→ WHAT TO WORK ON:
From the listing below, pick out each line with the word "nasi".
════════════════
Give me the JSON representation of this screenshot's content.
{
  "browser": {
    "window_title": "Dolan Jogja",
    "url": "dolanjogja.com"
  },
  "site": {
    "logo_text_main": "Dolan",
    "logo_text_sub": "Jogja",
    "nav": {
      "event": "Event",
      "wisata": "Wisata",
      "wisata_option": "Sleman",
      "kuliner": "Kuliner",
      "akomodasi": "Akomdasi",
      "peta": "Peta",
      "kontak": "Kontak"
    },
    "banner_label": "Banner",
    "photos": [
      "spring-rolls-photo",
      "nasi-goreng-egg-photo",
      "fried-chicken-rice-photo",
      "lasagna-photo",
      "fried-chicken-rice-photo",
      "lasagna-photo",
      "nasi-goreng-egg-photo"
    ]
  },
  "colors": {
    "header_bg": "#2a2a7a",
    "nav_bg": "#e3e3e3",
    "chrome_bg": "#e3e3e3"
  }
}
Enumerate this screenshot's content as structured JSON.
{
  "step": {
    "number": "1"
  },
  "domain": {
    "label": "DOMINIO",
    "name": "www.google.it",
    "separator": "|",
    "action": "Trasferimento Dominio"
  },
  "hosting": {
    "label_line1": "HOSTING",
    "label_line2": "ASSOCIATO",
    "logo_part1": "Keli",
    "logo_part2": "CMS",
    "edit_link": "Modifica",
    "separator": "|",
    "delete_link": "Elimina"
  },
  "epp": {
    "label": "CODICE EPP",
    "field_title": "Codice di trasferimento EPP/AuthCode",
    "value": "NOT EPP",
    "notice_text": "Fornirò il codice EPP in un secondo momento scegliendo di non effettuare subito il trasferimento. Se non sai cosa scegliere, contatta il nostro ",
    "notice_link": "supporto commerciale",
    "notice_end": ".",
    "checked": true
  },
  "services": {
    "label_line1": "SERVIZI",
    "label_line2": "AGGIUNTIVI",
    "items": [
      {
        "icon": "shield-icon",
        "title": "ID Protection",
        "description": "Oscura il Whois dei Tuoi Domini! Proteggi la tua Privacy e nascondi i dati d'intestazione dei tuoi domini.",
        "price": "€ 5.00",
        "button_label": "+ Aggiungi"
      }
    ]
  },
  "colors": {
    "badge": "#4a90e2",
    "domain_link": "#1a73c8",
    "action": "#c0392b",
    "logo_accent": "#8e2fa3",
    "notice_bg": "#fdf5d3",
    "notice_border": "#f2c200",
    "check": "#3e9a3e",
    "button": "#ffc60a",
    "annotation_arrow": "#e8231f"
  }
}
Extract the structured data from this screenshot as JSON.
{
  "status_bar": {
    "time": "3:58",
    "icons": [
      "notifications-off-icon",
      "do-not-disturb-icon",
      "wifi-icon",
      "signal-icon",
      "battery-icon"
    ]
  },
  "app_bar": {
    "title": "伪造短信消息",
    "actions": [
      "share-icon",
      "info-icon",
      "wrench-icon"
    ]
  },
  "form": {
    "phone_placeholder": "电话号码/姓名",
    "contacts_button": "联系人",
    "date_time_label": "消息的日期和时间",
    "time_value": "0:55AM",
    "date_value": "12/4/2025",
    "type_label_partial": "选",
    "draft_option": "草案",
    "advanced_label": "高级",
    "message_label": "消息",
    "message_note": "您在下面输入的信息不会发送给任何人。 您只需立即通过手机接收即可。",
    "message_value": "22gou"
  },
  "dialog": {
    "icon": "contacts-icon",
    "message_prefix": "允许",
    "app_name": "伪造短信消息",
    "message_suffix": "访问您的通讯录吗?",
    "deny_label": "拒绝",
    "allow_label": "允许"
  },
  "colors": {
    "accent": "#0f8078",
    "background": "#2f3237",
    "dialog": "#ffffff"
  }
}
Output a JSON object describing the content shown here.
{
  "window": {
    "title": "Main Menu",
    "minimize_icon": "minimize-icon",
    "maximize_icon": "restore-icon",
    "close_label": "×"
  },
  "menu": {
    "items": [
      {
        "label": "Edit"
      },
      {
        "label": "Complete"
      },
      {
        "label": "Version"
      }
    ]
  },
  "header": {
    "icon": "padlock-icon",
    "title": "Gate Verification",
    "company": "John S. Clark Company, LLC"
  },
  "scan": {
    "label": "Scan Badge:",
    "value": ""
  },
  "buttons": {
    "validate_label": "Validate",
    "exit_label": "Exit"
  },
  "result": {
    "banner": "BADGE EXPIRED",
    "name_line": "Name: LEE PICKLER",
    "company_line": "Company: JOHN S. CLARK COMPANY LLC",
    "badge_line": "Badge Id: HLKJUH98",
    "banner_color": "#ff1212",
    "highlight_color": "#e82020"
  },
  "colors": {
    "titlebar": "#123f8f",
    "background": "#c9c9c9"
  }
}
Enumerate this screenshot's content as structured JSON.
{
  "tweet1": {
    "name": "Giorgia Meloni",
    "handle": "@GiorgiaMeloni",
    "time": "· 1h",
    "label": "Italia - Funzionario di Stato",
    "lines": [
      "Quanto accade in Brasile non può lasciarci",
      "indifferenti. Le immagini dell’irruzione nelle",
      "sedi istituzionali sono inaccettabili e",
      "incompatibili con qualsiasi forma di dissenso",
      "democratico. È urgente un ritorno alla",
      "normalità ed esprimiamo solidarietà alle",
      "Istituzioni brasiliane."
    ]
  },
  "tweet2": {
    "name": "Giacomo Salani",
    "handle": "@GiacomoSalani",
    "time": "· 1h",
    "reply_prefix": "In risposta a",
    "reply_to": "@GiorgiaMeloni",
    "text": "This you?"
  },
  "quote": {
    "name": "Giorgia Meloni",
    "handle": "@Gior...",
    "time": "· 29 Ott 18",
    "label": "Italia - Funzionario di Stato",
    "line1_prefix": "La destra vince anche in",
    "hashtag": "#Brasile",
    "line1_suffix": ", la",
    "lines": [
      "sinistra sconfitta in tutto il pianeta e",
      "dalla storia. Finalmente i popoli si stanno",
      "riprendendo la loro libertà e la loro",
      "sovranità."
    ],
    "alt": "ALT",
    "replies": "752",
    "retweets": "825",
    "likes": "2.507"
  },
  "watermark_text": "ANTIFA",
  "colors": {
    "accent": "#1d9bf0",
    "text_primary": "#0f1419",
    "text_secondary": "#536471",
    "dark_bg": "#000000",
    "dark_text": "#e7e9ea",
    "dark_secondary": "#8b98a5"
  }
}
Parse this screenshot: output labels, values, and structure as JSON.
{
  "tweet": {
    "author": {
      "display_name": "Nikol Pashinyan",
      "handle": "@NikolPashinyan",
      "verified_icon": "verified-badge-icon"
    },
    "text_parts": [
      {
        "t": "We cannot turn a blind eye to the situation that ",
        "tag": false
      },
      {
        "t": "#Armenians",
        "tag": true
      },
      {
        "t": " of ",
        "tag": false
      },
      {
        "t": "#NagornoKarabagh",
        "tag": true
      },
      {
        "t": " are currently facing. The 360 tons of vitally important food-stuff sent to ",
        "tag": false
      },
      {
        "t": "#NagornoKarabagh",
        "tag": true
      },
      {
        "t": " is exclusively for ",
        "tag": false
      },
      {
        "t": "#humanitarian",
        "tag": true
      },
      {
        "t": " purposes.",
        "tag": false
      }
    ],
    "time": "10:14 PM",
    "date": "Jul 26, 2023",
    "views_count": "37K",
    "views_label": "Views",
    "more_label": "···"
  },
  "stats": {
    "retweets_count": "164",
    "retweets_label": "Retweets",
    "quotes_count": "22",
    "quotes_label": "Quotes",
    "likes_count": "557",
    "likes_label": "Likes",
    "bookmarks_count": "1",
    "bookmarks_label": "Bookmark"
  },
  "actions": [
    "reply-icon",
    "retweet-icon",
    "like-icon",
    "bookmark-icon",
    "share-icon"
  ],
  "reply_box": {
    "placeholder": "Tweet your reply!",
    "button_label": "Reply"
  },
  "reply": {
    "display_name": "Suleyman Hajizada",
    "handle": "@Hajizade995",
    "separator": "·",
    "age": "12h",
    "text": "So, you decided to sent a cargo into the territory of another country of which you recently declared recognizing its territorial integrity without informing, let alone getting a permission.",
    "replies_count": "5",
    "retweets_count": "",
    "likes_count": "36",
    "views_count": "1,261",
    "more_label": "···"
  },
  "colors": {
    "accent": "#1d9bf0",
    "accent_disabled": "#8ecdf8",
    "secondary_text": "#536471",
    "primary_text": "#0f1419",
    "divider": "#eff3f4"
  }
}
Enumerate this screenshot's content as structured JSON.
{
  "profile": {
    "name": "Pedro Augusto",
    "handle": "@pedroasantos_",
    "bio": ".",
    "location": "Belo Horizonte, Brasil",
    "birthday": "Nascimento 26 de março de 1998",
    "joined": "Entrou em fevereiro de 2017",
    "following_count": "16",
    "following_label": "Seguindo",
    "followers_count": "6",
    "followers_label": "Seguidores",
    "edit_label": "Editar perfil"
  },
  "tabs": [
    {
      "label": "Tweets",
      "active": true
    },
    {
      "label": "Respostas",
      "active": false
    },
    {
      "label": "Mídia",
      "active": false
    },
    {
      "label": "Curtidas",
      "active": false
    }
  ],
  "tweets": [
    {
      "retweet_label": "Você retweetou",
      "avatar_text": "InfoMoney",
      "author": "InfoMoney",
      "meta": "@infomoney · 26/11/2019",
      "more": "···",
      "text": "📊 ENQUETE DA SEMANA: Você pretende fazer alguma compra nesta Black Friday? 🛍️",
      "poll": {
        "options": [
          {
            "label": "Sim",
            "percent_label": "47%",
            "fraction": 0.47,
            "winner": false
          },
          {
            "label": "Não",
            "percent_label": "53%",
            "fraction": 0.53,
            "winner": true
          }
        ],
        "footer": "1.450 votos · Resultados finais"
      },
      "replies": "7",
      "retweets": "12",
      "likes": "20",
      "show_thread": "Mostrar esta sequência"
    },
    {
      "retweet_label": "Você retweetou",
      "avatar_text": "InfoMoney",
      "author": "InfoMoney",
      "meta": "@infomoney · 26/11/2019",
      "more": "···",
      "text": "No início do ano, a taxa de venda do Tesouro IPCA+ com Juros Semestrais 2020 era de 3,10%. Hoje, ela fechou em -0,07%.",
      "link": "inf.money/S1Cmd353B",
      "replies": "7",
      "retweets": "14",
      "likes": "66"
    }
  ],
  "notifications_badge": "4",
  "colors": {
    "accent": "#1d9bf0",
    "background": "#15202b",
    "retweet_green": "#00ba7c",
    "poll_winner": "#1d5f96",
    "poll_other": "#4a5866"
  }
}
════════════════
→ RESULT OF THIS TASK:
      "nasi-goreng-egg-photo",
      "nasi-goreng-egg-photo"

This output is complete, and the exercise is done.